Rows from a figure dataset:

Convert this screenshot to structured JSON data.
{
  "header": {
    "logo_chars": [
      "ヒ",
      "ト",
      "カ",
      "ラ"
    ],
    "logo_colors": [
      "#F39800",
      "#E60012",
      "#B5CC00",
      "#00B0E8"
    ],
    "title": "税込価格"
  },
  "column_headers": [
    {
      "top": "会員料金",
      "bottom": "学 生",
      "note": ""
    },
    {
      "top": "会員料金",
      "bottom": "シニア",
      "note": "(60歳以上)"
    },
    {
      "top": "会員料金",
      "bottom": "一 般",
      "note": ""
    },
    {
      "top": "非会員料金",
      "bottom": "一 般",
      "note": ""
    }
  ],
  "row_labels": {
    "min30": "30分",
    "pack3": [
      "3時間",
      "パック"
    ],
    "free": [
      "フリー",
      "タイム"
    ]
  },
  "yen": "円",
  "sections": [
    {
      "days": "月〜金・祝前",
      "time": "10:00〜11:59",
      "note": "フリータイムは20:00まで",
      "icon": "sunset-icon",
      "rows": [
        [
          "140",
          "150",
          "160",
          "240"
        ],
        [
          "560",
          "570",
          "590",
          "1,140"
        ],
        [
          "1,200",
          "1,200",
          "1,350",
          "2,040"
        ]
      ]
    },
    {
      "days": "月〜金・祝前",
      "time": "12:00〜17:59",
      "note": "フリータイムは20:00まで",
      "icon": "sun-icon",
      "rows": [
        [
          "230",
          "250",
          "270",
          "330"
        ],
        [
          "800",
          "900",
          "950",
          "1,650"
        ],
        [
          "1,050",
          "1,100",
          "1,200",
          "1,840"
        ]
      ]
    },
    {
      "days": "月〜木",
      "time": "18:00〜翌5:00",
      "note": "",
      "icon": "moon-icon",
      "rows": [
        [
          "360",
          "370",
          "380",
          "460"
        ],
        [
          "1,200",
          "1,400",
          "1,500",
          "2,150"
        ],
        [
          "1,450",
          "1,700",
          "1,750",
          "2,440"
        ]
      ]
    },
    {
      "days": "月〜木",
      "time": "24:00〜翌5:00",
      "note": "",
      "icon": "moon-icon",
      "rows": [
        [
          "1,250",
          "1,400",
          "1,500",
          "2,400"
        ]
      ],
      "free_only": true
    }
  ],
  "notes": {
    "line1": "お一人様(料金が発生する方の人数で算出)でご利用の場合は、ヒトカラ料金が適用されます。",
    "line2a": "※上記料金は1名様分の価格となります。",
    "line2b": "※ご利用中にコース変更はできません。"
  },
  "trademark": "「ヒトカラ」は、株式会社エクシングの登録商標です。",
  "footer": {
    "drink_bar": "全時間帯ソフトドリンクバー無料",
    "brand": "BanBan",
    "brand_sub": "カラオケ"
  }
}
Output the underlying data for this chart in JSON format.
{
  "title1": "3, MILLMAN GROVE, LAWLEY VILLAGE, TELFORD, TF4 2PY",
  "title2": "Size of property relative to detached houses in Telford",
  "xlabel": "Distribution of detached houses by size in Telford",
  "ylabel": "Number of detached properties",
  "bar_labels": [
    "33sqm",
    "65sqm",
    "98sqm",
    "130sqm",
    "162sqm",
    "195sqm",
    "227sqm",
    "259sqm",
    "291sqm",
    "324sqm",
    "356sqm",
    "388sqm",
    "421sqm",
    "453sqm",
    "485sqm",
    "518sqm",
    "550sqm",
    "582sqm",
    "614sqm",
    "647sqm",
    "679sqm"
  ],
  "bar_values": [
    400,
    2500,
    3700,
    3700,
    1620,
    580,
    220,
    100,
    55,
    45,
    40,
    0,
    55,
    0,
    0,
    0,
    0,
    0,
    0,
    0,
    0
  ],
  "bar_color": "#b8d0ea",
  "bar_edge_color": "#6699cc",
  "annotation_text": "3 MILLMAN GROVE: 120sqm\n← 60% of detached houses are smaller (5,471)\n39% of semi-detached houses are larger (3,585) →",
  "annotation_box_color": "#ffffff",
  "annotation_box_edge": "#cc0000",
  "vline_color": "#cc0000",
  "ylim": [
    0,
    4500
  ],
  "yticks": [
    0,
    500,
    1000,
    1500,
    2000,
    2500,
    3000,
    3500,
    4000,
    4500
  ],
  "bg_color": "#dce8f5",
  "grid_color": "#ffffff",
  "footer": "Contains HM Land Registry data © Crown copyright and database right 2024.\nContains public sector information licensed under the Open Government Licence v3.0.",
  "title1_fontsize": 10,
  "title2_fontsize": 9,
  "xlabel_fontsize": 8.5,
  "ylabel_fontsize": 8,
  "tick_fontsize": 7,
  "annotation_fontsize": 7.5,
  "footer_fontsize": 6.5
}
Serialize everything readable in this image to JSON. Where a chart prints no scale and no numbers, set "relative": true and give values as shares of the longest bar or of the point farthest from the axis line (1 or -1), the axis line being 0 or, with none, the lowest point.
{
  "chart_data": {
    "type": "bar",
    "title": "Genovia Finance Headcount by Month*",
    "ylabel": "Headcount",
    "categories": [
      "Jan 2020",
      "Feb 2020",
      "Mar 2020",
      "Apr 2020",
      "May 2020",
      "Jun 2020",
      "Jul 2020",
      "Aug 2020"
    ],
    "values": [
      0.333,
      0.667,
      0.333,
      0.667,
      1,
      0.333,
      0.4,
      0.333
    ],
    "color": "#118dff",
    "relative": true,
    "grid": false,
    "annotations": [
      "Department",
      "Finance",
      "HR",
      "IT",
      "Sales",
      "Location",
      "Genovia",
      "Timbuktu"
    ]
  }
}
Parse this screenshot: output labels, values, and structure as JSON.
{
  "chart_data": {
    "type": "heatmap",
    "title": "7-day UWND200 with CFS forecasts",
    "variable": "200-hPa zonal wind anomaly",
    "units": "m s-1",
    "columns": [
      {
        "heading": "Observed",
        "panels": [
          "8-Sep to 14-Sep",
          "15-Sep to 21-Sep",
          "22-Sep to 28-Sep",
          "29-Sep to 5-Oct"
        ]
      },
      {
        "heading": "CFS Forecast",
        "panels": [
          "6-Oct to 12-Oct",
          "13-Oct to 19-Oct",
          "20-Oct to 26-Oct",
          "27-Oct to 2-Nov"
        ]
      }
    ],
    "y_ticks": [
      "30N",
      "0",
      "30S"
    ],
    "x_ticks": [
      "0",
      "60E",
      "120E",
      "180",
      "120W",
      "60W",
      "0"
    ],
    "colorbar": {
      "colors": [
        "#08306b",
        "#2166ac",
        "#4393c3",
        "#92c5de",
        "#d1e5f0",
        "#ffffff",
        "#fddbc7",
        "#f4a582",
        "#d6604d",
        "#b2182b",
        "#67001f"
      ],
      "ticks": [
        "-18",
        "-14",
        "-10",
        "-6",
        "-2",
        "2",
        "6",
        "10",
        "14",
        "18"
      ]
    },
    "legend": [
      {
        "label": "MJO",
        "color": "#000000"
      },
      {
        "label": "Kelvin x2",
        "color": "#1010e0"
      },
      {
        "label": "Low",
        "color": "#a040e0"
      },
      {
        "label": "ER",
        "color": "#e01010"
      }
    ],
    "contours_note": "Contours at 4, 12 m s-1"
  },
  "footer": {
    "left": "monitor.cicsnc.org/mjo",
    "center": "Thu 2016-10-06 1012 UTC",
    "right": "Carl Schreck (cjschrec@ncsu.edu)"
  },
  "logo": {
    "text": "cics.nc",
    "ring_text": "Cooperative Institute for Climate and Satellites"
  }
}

Exercise details: Above are some records; extract every one of them exactly.

In response:
Convert this screenshot to structured JSON data.
{
  "header": {
    "logo_chars": [
      "ヒ",
      "ト",
      "カ",
      "ラ"
    ],
    "logo_colors": [
      "#F39800",
      "#E60012",
      "#B5CC00",
      "#00B0E8"
    ],
    "title": "税込価格"
  },
  "column_headers": [
    {
      "top": "会員料金",
      "bottom": "学 生",
      "note": ""
    },
    {
      "top": "会員料金",
      "bottom": "シニア",
      "note": "(60歳以上)"
    },
    {
      "top": "会員料金",
      "bottom": "一 般",
      "note": ""
    },
    {
      "top": "非会員料金",
      "bottom": "一 般",
      "note": ""
    }
  ],
  "row_labels": {
    "min30": "30分",
    "pack3": [
      "3時間",
      "パック"
    ],
    "free": [
      "フリー",
      "タイム"
    ]
  },
  "yen": "円",
  "sections": [
    {
      "days": "月〜金・祝前",
      "time": "10:00〜11:59",
      "note": "フリータイムは20:00まで",
      "icon": "sunset-icon",
      "rows": [
        [
          "140",
          "150",
          "160",
          "240"
        ],
        [
          "560",
          "570",
          "590",
          "1,140"
        ],
        [
          "1,200",
          "1,200",
          "1,350",
          "2,040"
        ]
      ]
    },
    {
      "days": "月〜金・祝前",
      "time": "12:00〜17:59",
      "note": "フリータイムは20:00まで",
      "icon": "sun-icon",
      "rows": [
        [
          "230",
          "250",
          "270",
          "330"
        ],
        [
          "800",
          "900",
          "950",
          "1,650"
        ],
        [
          "1,050",
          "1,100",
          "1,200",
          "1,840"
        ]
      ]
    },
    {
      "days": "月〜木",
      "time": "18:00〜翌5:00",
      "note": "",
      "icon": "moon-icon",
      "rows": [
        [
          "360",
          "370",
          "380",
          "460"
        ],
        [
          "1,200",
          "1,400",
          "1,500",
          "2,150"
        ],
        [
          "1,450",
          "1,700",
          "1,750",
          "2,440"
        ]
      ]
    },
    {
      "days": "月〜木",
      "time": "24:00〜翌5:00",
      "note": "",
      "icon": "moon-icon",
      "rows": [
        [
          "1,250",
          "1,400",
          "1,500",
          "2,400"
        ]
      ],
      "free_only": true
    }
  ],
  "notes": {
    "line1": "お一人様(料金が発生する方の人数で算出)でご利用の場合は、ヒトカラ料金が適用されます。",
    "line2a": "※上記料金は1名様分の価格となります。",
    "line2b": "※ご利用中にコース変更はできません。"
  },
  "trademark": "「ヒトカラ」は、株式会社エクシングの登録商標です。",
  "footer": {
    "drink_bar": "全時間帯ソフトドリンクバー無料",
    "brand": "BanBan",
    "brand_sub": "カラオケ"
  }
}
Output the underlying data for this chart in JSON format.
{
  "title1": "3, MILLMAN GROVE, LAWLEY VILLAGE, TELFORD, TF4 2PY",
  "title2": "Size of property relative to detached houses in Telford",
  "xlabel": "Distribution of detached houses by size in Telford",
  "ylabel": "Number of detached properties",
  "bar_labels": [
    "33sqm",
    "65sqm",
    "98sqm",
    "130sqm",
    "162sqm",
    "195sqm",
    "227sqm",
    "259sqm",
    "291sqm",
    "324sqm",
    "356sqm",
    "388sqm",
    "421sqm",
    "453sqm",
    "485sqm",
    "518sqm",
    "550sqm",
    "582sqm",
    "614sqm",
    "647sqm",
    "679sqm"
  ],
  "bar_values": [
    400,
    2500,
    3700,
    3700,
    1620,
    580,
    220,
    100,
    55,
    45,
    40,
    0,
    55,
    0,
    0,
    0,
    0,
    0,
    0,
    0,
    0
  ],
  "bar_color": "#b8d0ea",
  "bar_edge_color": "#6699cc",
  "annotation_text": "3 MILLMAN GROVE: 120sqm\n← 60% of detached houses are smaller (5,471)\n39% of semi-detached houses are larger (3,585) →",
  "annotation_box_color": "#ffffff",
  "annotation_box_edge": "#cc0000",
  "vline_color": "#cc0000",
  "ylim": [
    0,
    4500
  ],
  "yticks": [
    0,
    500,
    1000,
    1500,
    2000,
    2500,
    3000,
    3500,
    4000,
    4500
  ],
  "bg_color": "#dce8f5",
  "grid_color": "#ffffff",
  "footer": "Contains HM Land Registry data © Crown copyright and database right 2024.\nContains public sector information licensed under the Open Government Licence v3.0.",
  "title1_fontsize": 10,
  "title2_fontsize": 9,
  "xlabel_fontsize": 8.5,
  "ylabel_fontsize": 8,
  "tick_fontsize": 7,
  "annotation_fontsize": 7.5,
  "footer_fontsize": 6.5
}
Serialize everything readable in this image to JSON. Where a chart prints no scale and no numbers, set "relative": true and give values as shares of the longest bar or of the point farthest from the axis line (1 or -1), the axis line being 0 or, with none, the lowest point.
{
  "chart_data": {
    "type": "bar",
    "title": "Genovia Finance Headcount by Month*",
    "ylabel": "Headcount",
    "categories": [
      "Jan 2020",
      "Feb 2020",
      "Mar 2020",
      "Apr 2020",
      "May 2020",
      "Jun 2020",
      "Jul 2020",
      "Aug 2020"
    ],
    "values": [
      0.333,
      0.667,
      0.333,
      0.667,
      1,
      0.333,
      0.4,
      0.333
    ],
    "color": "#118dff",
    "relative": true,
    "grid": false,
    "annotations": [
      "Department",
      "Finance",
      "HR",
      "IT",
      "Sales",
      "Location",
      "Genovia",
      "Timbuktu"
    ]
  }
}
Parse this screenshot: output labels, values, and structure as JSON.
{
  "chart_data": {
    "type": "heatmap",
    "title": "7-day UWND200 with CFS forecasts",
    "variable": "200-hPa zonal wind anomaly",
    "units": "m s-1",
    "columns": [
      {
        "heading": "Observed",
        "panels": [
          "8-Sep to 14-Sep",
          "15-Sep to 21-Sep",
          "22-Sep to 28-Sep",
          "29-Sep to 5-Oct"
        ]
      },
      {
        "heading": "CFS Forecast",
        "panels": [
          "6-Oct to 12-Oct",
          "13-Oct to 19-Oct",
          "20-Oct to 26-Oct",
          "27-Oct to 2-Nov"
        ]
      }
    ],
    "y_ticks": [
      "30N",
      "0",
      "30S"
    ],
    "x_ticks": [
      "0",
      "60E",
      "120E",
      "180",
      "120W",
      "60W",
      "0"
    ],
    "colorbar": {
      "colors": [
        "#08306b",
        "#2166ac",
        "#4393c3",
        "#92c5de",
        "#d1e5f0",
        "#ffffff",
        "#fddbc7",
        "#f4a582",
        "#d6604d",
        "#b2182b",
        "#67001f"
      ],
      "ticks": [
        "-18",
        "-14",
        "-10",
        "-6",
        "-2",
        "2",
        "6",
        "10",
        "14",
        "18"
      ]
    },
    "legend": [
      {
        "label": "MJO",
        "color": "#000000"
      },
      {
        "label": "Kelvin x2",
        "color": "#1010e0"
      },
      {
        "label": "Low",
        "color": "#a040e0"
      },
      {
        "label": "ER",
        "color": "#e01010"
      }
    ],
    "contours_note": "Contours at 4, 12 m s-1"
  },
  "footer": {
    "left": "monitor.cicsnc.org/mjo",
    "center": "Thu 2016-10-06 1012 UTC",
    "right": "Carl Schreck (cjschrec@ncsu.edu)"
  },
  "logo": {
    "text": "cics.nc",
    "ring_text": "Cooperative Institute for Climate and Satellites"
  }
}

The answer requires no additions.